Extracted data entries
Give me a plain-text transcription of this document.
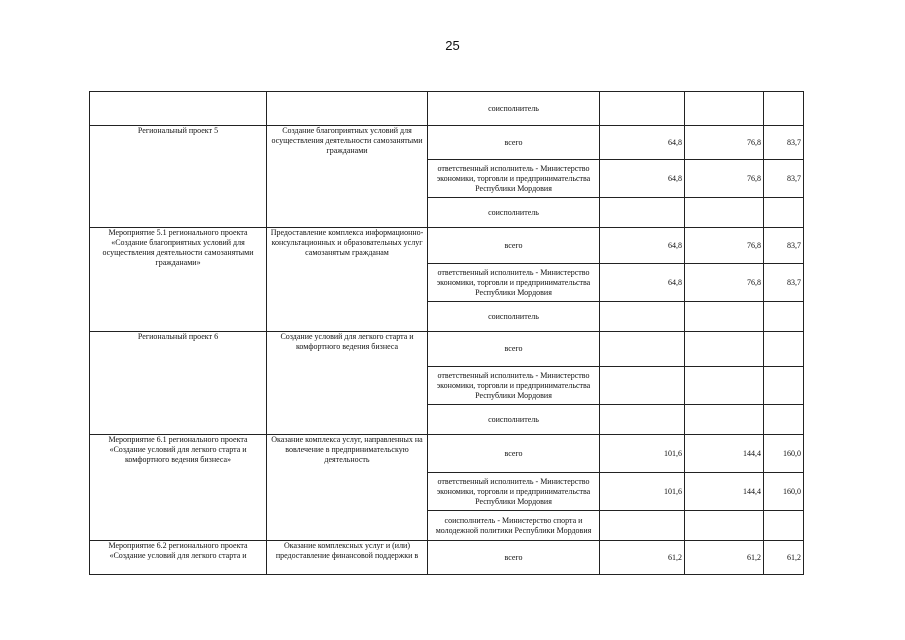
25
		соисполнитель			
Региональный проект 5	Создание благоприятных условий для осуществления деятельности самозанятыми гражданами	всего	64,8	76,8	83,7
		ответственный исполнитель - Министерство экономики, торговли и предпринимательства Республики Мордовия	64,8	76,8	83,7
		соисполнитель			
Мероприятие 5.1 регионального проекта «Создание благоприятных условий для осуществления деятельности самозанятыми гражданами»	Предоставление комплекса информационно-консультационных и образовательных услуг самозанятым гражданам	всего	64,8	76,8	83,7
		ответственный исполнитель - Министерство экономики, торговли и предпринимательства Республики Мордовия	64,8	76,8	83,7
		соисполнитель			
Региональный проект 6	Создание условий для легкого старта и комфортного ведения бизнеса	всего			
		ответственный исполнитель - Министерство экономики, торговли и предпринимательства Республики Мордовия			
		соисполнитель			
Мероприятие 6.1 регионального проекта «Создание условий для легкого старта и комфортного ведения бизнеса»	Оказание комплекса услуг, направленных на вовлечение в предпринимательскую деятельность	всего	101,6	144,4	160,0
		ответственный исполнитель - Министерство экономики, торговли и предпринимательства Республики Мордовия	101,6	144,4	160,0
		соисполнитель - Министерство спорта и молодежной политики Республики Мордовия			
Мероприятие 6.2 регионального проекта «Создание условий для легкого старта и	Оказание комплексных услуг и (или) предоставление финансовой поддержки в	всего	61,2	61,2	61,2
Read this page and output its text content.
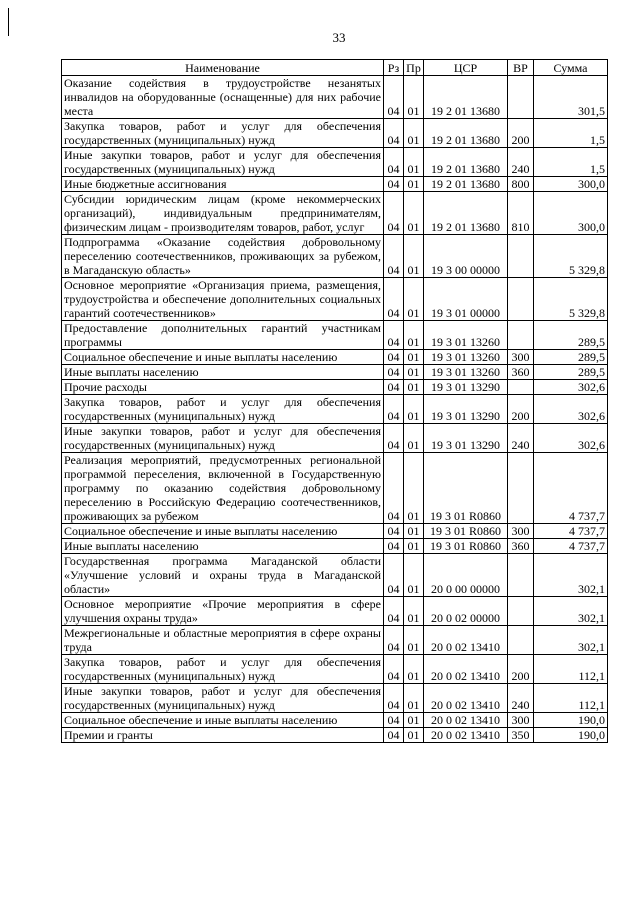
33
Наименование	Рз	Пр	ЦСР	ВР	Сумма
Оказание содействия в трудоустройстве незанятых инвалидов на оборудованные (оснащенные) для них рабочие места	04	01	19 2 01 13680		301,5
Закупка товаров, работ и услуг для обеспечения государственных (муниципальных) нужд	04	01	19 2 01 13680	200	1,5
Иные закупки товаров, работ и услуг для обеспечения государственных (муниципальных) нужд	04	01	19 2 01 13680	240	1,5
Иные бюджетные ассигнования	04	01	19 2 01 13680	800	300,0
Субсидии юридическим лицам (кроме некоммерческих организаций), индивидуальным предпринимателям, физическим лицам - производителям товаров, работ, услуг	04	01	19 2 01 13680	810	300,0
Подпрограмма «Оказание содействия добровольному переселению соотечественников, проживающих за рубежом, в Магаданскую область»	04	01	19 3 00 00000		5 329,8
Основное мероприятие «Организация приема, размещения, трудоустройства и обеспечение дополнительных социальных гарантий соотечественников»	04	01	19 3 01 00000		5 329,8
Предоставление дополнительных гарантий участникам программы	04	01	19 3 01 13260		289,5
Социальное обеспечение и иные выплаты населению	04	01	19 3 01 13260	300	289,5
Иные выплаты населению	04	01	19 3 01 13260	360	289,5
Прочие расходы	04	01	19 3 01 13290		302,6
Закупка товаров, работ и услуг для обеспечения государственных (муниципальных) нужд	04	01	19 3 01 13290	200	302,6
Иные закупки товаров, работ и услуг для обеспечения государственных (муниципальных) нужд	04	01	19 3 01 13290	240	302,6
Реализация мероприятий, предусмотренных региональной программой переселения, включенной в Государственную программу по оказанию содействия добровольному переселению в Российскую Федерацию соотечественников, проживающих за рубежом	04	01	19 3 01 R0860		4 737,7
Социальное обеспечение и иные выплаты населению	04	01	19 3 01 R0860	300	4 737,7
Иные выплаты населению	04	01	19 3 01 R0860	360	4 737,7
Государственная программа Магаданской области «Улучшение условий и охраны труда в Магаданской области»	04	01	20 0 00 00000		302,1
Основное мероприятие «Прочие мероприятия в сфере улучшения охраны труда»	04	01	20 0 02 00000		302,1
Межрегиональные и областные мероприятия в сфере охраны труда	04	01	20 0 02 13410		302,1
Закупка товаров, работ и услуг для обеспечения государственных (муниципальных) нужд	04	01	20 0 02 13410	200	112,1
Иные закупки товаров, работ и услуг для обеспечения государственных (муниципальных) нужд	04	01	20 0 02 13410	240	112,1
Социальное обеспечение и иные выплаты населению	04	01	20 0 02 13410	300	190,0
Премии и гранты	04	01	20 0 02 13410	350	190,0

Aim — Omit the pictures. Output every record above word for word.

Task response —
Give me a plain-text transcription of this document.
25
		соисполнитель			
Региональный проект 5	Создание благоприятных условий для осуществления деятельности самозанятыми гражданами	всего	64,8	76,8	83,7
		ответственный исполнитель - Министерство экономики, торговли и предпринимательства Республики Мордовия	64,8	76,8	83,7
		соисполнитель			
Мероприятие 5.1 регионального проекта «Создание благоприятных условий для осуществления деятельности самозанятыми гражданами»	Предоставление комплекса информационно-консультационных и образовательных услуг самозанятым гражданам	всего	64,8	76,8	83,7
		ответственный исполнитель - Министерство экономики, торговли и предпринимательства Республики Мордовия	64,8	76,8	83,7
		соисполнитель			
Региональный проект 6	Создание условий для легкого старта и комфортного ведения бизнеса	всего			
		ответственный исполнитель - Министерство экономики, торговли и предпринимательства Республики Мордовия			
		соисполнитель			
Мероприятие 6.1 регионального проекта «Создание условий для легкого старта и комфортного ведения бизнеса»	Оказание комплекса услуг, направленных на вовлечение в предпринимательскую деятельность	всего	101,6	144,4	160,0
		ответственный исполнитель - Министерство экономики, торговли и предпринимательства Республики Мордовия	101,6	144,4	160,0
		соисполнитель - Министерство спорта и молодежной политики Республики Мордовия			
Мероприятие 6.2 регионального проекта «Создание условий для легкого старта и	Оказание комплексных услуг и (или) предоставление финансовой поддержки в	всего	61,2	61,2	61,2
Read this page and output its text content.
33
Наименование	Рз	Пр	ЦСР	ВР	Сумма
Оказание содействия в трудоустройстве незанятых инвалидов на оборудованные (оснащенные) для них рабочие места	04	01	19 2 01 13680		301,5
Закупка товаров, работ и услуг для обеспечения государственных (муниципальных) нужд	04	01	19 2 01 13680	200	1,5
Иные закупки товаров, работ и услуг для обеспечения государственных (муниципальных) нужд	04	01	19 2 01 13680	240	1,5
Иные бюджетные ассигнования	04	01	19 2 01 13680	800	300,0
Субсидии юридическим лицам (кроме некоммерческих организаций), индивидуальным предпринимателям, физическим лицам - производителям товаров, работ, услуг	04	01	19 2 01 13680	810	300,0
Подпрограмма «Оказание содействия добровольному переселению соотечественников, проживающих за рубежом, в Магаданскую область»	04	01	19 3 00 00000		5 329,8
Основное мероприятие «Организация приема, размещения, трудоустройства и обеспечение дополнительных социальных гарантий соотечественников»	04	01	19 3 01 00000		5 329,8
Предоставление дополнительных гарантий участникам программы	04	01	19 3 01 13260		289,5
Социальное обеспечение и иные выплаты населению	04	01	19 3 01 13260	300	289,5
Иные выплаты населению	04	01	19 3 01 13260	360	289,5
Прочие расходы	04	01	19 3 01 13290		302,6
Закупка товаров, работ и услуг для обеспечения государственных (муниципальных) нужд	04	01	19 3 01 13290	200	302,6
Иные закупки товаров, работ и услуг для обеспечения государственных (муниципальных) нужд	04	01	19 3 01 13290	240	302,6
Реализация мероприятий, предусмотренных региональной программой переселения, включенной в Государственную программу по оказанию содействия добровольному переселению в Российскую Федерацию соотечественников, проживающих за рубежом	04	01	19 3 01 R0860		4 737,7
Социальное обеспечение и иные выплаты населению	04	01	19 3 01 R0860	300	4 737,7
Иные выплаты населению	04	01	19 3 01 R0860	360	4 737,7
Государственная программа Магаданской области «Улучшение условий и охраны труда в Магаданской области»	04	01	20 0 00 00000		302,1
Основное мероприятие «Прочие мероприятия в сфере улучшения охраны труда»	04	01	20 0 02 00000		302,1
Межрегиональные и областные мероприятия в сфере охраны труда	04	01	20 0 02 13410		302,1
Закупка товаров, работ и услуг для обеспечения государственных (муниципальных) нужд	04	01	20 0 02 13410	200	112,1
Иные закупки товаров, работ и услуг для обеспечения государственных (муниципальных) нужд	04	01	20 0 02 13410	240	112,1
Социальное обеспечение и иные выплаты населению	04	01	20 0 02 13410	300	190,0
Премии и гранты	04	01	20 0 02 13410	350	190,0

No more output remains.